» Task
Please reproduce every record, keeping each one exactly as written.

» Records for the exercise
━━━━━━━━━━━━━━━━━━━━

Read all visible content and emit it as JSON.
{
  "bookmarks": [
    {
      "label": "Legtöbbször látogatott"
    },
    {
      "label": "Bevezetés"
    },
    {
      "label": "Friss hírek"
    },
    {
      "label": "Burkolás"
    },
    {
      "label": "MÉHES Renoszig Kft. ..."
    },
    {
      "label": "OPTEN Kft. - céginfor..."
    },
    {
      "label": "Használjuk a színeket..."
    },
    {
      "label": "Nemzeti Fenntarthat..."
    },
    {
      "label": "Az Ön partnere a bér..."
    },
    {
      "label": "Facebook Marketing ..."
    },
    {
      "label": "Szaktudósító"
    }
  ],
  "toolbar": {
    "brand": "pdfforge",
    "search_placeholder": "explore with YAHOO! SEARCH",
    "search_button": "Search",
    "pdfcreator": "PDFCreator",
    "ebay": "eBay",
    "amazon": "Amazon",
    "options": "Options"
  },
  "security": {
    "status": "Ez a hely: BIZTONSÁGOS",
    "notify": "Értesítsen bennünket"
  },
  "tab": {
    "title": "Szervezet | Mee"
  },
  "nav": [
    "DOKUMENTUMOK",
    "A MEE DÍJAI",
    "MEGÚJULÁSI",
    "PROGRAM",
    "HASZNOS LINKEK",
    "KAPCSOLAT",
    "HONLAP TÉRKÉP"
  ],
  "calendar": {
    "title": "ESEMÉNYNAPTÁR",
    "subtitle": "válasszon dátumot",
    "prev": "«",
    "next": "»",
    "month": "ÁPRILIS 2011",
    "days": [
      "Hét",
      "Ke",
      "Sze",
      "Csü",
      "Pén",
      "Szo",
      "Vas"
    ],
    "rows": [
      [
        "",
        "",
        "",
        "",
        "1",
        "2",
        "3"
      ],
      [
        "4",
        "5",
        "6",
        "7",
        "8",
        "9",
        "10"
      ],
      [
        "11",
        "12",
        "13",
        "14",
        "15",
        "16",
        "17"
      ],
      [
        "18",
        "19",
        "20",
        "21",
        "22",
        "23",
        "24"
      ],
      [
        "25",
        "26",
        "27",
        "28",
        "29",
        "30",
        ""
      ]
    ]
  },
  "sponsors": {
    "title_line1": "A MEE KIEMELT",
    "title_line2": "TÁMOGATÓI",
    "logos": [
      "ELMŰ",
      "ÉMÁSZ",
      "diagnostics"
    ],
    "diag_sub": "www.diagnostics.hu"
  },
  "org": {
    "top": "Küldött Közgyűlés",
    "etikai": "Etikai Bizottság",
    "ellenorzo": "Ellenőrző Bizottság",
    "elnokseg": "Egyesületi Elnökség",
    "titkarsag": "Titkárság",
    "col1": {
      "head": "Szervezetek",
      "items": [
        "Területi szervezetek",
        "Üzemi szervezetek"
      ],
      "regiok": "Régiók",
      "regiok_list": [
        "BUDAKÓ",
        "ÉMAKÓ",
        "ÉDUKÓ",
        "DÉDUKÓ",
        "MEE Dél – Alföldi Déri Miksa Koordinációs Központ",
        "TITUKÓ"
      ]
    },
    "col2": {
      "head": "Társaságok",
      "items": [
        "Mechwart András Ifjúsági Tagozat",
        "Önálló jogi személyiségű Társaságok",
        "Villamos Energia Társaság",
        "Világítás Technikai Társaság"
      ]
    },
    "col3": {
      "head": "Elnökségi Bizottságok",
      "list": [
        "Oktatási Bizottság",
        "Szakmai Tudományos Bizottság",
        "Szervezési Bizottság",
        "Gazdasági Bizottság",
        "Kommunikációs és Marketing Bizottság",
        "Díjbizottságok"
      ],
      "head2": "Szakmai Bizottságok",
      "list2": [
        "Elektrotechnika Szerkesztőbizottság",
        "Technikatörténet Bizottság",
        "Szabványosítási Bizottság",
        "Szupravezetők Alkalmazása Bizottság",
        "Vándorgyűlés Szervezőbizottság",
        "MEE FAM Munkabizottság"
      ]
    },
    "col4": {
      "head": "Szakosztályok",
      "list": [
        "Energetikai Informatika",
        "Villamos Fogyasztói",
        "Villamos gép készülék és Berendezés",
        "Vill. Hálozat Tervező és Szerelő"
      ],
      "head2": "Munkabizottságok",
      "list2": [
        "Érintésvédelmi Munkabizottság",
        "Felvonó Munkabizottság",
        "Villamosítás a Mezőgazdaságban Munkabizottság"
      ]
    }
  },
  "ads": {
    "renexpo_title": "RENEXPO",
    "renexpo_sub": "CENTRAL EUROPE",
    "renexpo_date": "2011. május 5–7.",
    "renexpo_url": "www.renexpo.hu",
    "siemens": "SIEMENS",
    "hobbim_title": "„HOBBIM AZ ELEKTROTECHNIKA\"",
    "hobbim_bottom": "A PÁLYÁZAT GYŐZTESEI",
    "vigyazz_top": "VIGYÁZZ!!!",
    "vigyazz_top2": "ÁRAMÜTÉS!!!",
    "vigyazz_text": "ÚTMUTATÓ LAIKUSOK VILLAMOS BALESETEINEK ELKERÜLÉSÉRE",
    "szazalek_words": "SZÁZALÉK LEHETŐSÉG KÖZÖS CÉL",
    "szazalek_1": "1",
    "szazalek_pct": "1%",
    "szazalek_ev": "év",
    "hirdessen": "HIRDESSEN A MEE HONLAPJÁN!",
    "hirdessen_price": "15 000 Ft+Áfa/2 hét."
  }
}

━━━━━━━━━━━━━━━━━━━━

» Exercise answer
Read all visible content and emit it as JSON.
{
  "bookmarks": [
    {
      "label": "Legtöbbször látogatott"
    },
    {
      "label": "Bevezetés"
    },
    {
      "label": "Friss hírek"
    },
    {
      "label": "Burkolás"
    },
    {
      "label": "MÉHES Renoszig Kft. ..."
    },
    {
      "label": "OPTEN Kft. - céginfor..."
    },
    {
      "label": "Használjuk a színeket..."
    },
    {
      "label": "Nemzeti Fenntarthat..."
    },
    {
      "label": "Az Ön partnere a bér..."
    },
    {
      "label": "Facebook Marketing ..."
    },
    {
      "label": "Szaktudósító"
    }
  ],
  "toolbar": {
    "brand": "pdfforge",
    "search_placeholder": "explore with YAHOO! SEARCH",
    "search_button": "Search",
    "pdfcreator": "PDFCreator",
    "ebay": "eBay",
    "amazon": "Amazon",
    "options": "Options"
  },
  "security": {
    "status": "Ez a hely: BIZTONSÁGOS",
    "notify": "Értesítsen bennünket"
  },
  "tab": {
    "title": "Szervezet | Mee"
  },
  "nav": [
    "DOKUMENTUMOK",
    "A MEE DÍJAI",
    "MEGÚJULÁSI",
    "PROGRAM",
    "HASZNOS LINKEK",
    "KAPCSOLAT",
    "HONLAP TÉRKÉP"
  ],
  "calendar": {
    "title": "ESEMÉNYNAPTÁR",
    "subtitle": "válasszon dátumot",
    "prev": "«",
    "next": "»",
    "month": "ÁPRILIS 2011",
    "days": [
      "Hét",
      "Ke",
      "Sze",
      "Csü",
      "Pén",
      "Szo",
      "Vas"
    ],
    "rows": [
      [
        "",
        "",
        "",
        "",
        "1",
        "2",
        "3"
      ],
      [
        "4",
        "5",
        "6",
        "7",
        "8",
        "9",
        "10"
      ],
      [
        "11",
        "12",
        "13",
        "14",
        "15",
        "16",
        "17"
      ],
      [
        "18",
        "19",
        "20",
        "21",
        "22",
        "23",
        "24"
      ],
      [
        "25",
        "26",
        "27",
        "28",
        "29",
        "30",
        ""
      ]
    ]
  },
  "sponsors": {
    "title_line1": "A MEE KIEMELT",
    "title_line2": "TÁMOGATÓI",
    "logos": [
      "ELMŰ",
      "ÉMÁSZ",
      "diagnostics"
    ],
    "diag_sub": "www.diagnostics.hu"
  },
  "org": {
    "top": "Küldött Közgyűlés",
    "etikai": "Etikai Bizottság",
    "ellenorzo": "Ellenőrző Bizottság",
    "elnokseg": "Egyesületi Elnökség",
    "titkarsag": "Titkárság",
    "col1": {
      "head": "Szervezetek",
      "items": [
        "Területi szervezetek",
        "Üzemi szervezetek"
      ],
      "regiok": "Régiók",
      "regiok_list": [
        "BUDAKÓ",
        "ÉMAKÓ",
        "ÉDUKÓ",
        "DÉDUKÓ",
        "MEE Dél – Alföldi Déri Miksa Koordinációs Központ",
        "TITUKÓ"
      ]
    },
    "col2": {
      "head": "Társaságok",
      "items": [
        "Mechwart András Ifjúsági Tagozat",
        "Önálló jogi személyiségű Társaságok",
        "Villamos Energia Társaság",
        "Világítás Technikai Társaság"
      ]
    },
    "col3": {
      "head": "Elnökségi Bizottságok",
      "list": [
        "Oktatási Bizottság",
        "Szakmai Tudományos Bizottság",
        "Szervezési Bizottság",
        "Gazdasági Bizottság",
        "Kommunikációs és Marketing Bizottság",
        "Díjbizottságok"
      ],
      "head2": "Szakmai Bizottságok",
      "list2": [
        "Elektrotechnika Szerkesztőbizottság",
        "Technikatörténet Bizottság",
        "Szabványosítási Bizottság",
        "Szupravezetők Alkalmazása Bizottság",
        "Vándorgyűlés Szervezőbizottság",
        "MEE FAM Munkabizottság"
      ]
    },
    "col4": {
      "head": "Szakosztályok",
      "list": [
        "Energetikai Informatika",
        "Villamos Fogyasztói",
        "Villamos gép készülék és Berendezés",
        "Vill. Hálozat Tervező és Szerelő"
      ],
      "head2": "Munkabizottságok",
      "list2": [
        "Érintésvédelmi Munkabizottság",
        "Felvonó Munkabizottság",
        "Villamosítás a Mezőgazdaságban Munkabizottság"
      ]
    }
  },
  "ads": {
    "renexpo_title": "RENEXPO",
    "renexpo_sub": "CENTRAL EUROPE",
    "renexpo_date": "2011. május 5–7.",
    "renexpo_url": "www.renexpo.hu",
    "siemens": "SIEMENS",
    "hobbim_title": "„HOBBIM AZ ELEKTROTECHNIKA\"",
    "hobbim_bottom": "A PÁLYÁZAT GYŐZTESEI",
    "vigyazz_top": "VIGYÁZZ!!!",
    "vigyazz_top2": "ÁRAMÜTÉS!!!",
    "vigyazz_text": "ÚTMUTATÓ LAIKUSOK VILLAMOS BALESETEINEK ELKERÜLÉSÉRE",
    "szazalek_words": "SZÁZALÉK LEHETŐSÉG KÖZÖS CÉL",
    "szazalek_1": "1",
    "szazalek_pct": "1%",
    "szazalek_ev": "év",
    "hirdessen": "HIRDESSEN A MEE HONLAPJÁN!",
    "hirdessen_price": "15 000 Ft+Áfa/2 hét."
  }
}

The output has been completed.